:: EXERCISE MATERIAL ::
=====

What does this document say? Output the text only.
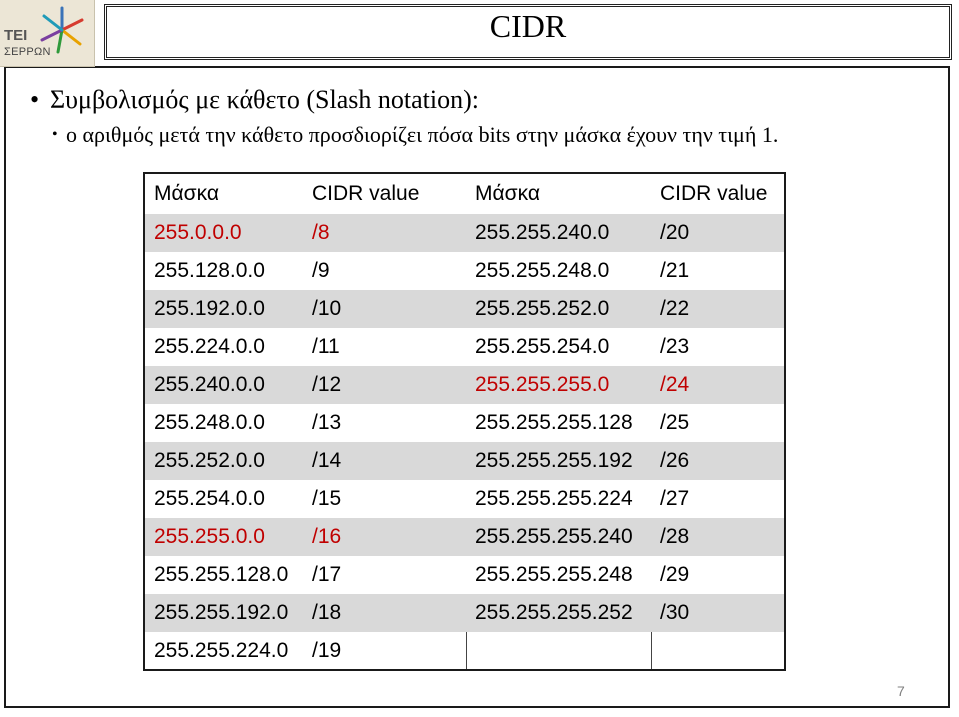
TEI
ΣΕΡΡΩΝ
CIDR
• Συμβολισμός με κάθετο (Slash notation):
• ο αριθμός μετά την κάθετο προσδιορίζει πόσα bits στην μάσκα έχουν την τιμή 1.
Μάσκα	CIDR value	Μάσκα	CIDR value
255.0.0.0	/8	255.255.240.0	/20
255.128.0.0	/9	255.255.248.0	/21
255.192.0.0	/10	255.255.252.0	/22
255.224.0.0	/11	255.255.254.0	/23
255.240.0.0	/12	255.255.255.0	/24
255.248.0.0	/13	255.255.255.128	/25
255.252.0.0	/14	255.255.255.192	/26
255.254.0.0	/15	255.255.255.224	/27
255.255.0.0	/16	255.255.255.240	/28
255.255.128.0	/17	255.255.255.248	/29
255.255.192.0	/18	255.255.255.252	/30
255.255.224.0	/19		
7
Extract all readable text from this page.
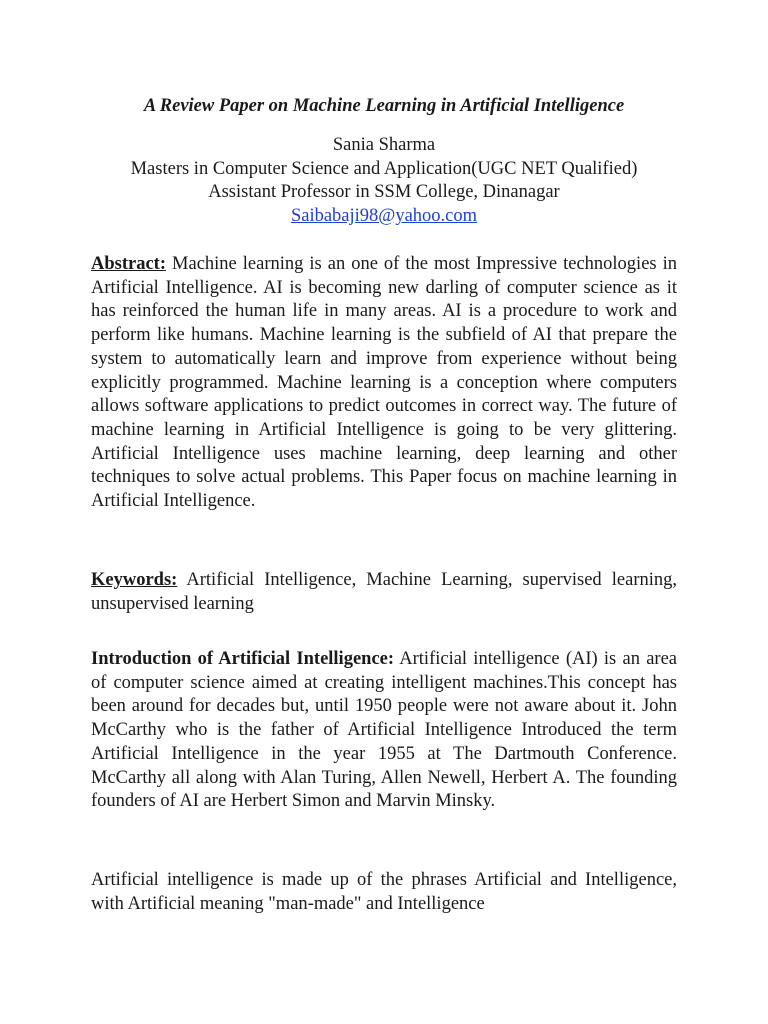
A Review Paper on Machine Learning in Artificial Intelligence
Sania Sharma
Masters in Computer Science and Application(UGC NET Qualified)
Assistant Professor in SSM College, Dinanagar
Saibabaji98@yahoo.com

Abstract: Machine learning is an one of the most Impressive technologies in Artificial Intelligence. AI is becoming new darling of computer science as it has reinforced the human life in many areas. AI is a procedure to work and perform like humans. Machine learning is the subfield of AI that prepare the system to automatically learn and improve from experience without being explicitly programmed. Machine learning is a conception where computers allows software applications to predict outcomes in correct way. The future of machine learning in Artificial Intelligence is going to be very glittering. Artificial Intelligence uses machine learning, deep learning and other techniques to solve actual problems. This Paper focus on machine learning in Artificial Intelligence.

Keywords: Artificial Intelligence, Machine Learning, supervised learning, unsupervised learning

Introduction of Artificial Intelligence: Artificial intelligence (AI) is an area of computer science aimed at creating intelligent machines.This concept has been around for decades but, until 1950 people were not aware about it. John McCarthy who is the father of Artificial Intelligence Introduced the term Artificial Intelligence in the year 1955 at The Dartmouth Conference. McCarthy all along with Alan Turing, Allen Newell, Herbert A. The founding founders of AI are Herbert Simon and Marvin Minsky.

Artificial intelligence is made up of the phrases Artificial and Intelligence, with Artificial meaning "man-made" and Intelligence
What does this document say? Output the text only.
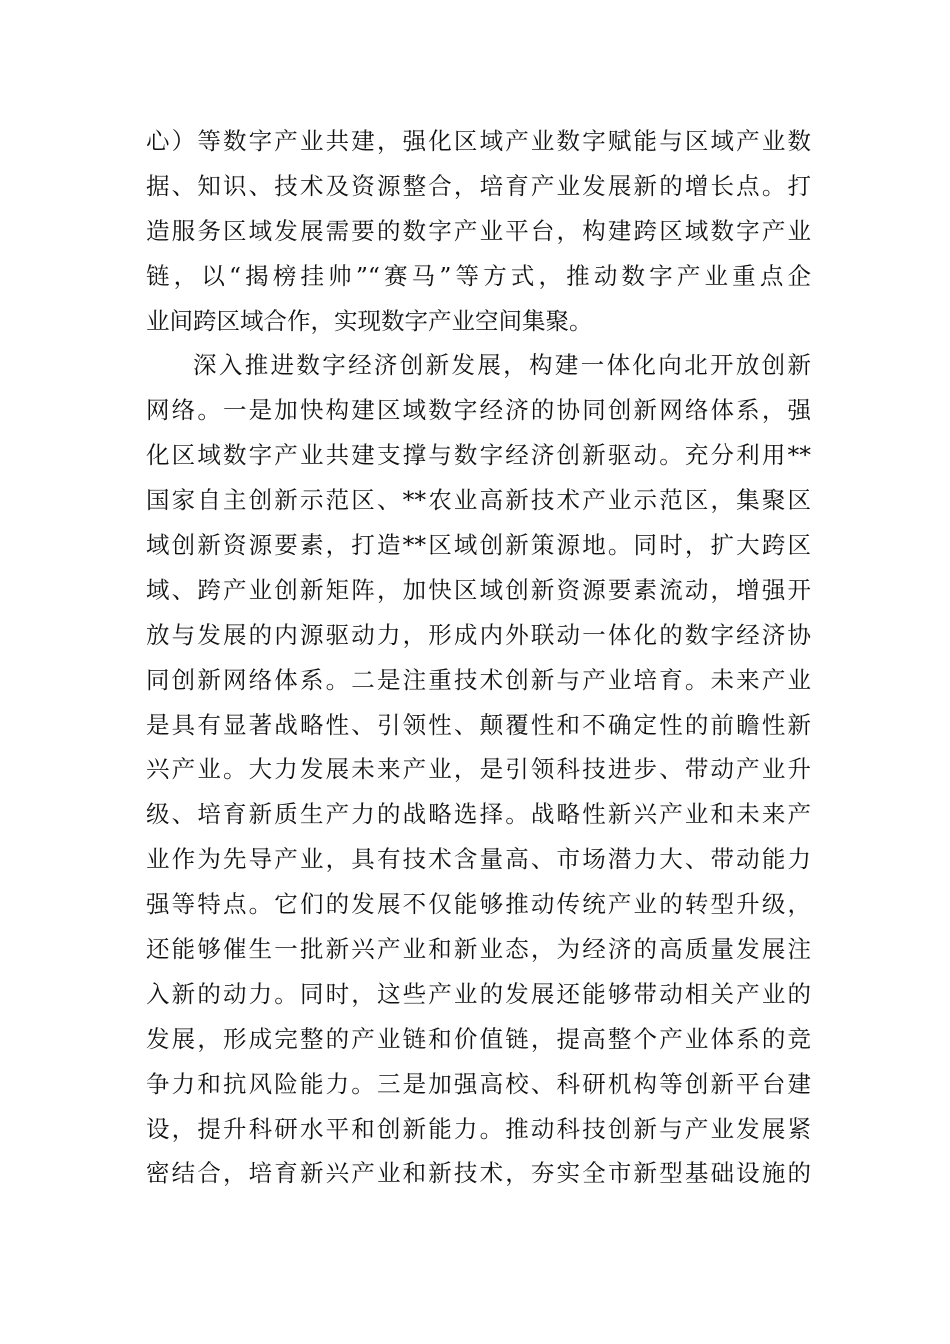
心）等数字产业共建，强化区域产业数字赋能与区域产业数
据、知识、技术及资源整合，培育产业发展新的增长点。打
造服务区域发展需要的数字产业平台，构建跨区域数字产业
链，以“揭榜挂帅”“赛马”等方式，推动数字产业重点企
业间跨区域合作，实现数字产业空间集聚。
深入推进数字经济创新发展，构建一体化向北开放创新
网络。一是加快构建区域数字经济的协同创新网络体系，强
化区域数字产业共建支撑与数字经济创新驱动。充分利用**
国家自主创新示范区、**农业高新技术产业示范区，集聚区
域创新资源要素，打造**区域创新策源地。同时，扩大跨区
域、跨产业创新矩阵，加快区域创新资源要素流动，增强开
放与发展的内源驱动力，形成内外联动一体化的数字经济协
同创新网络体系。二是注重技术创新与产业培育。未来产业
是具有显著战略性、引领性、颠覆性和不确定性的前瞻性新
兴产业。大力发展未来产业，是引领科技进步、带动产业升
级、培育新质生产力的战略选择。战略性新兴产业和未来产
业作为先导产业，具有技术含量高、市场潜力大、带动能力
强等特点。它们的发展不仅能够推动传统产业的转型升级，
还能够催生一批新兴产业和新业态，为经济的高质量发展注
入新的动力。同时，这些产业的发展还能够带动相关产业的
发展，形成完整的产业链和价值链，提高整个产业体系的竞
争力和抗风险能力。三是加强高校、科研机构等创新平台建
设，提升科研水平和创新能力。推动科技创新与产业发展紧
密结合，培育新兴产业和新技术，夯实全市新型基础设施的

=====

:: WHAT IS BEING ASKED ::
Your answer should be a single number: how many lines in the data above include "CIDR"?

:: EXERCISE ANSWER ::
2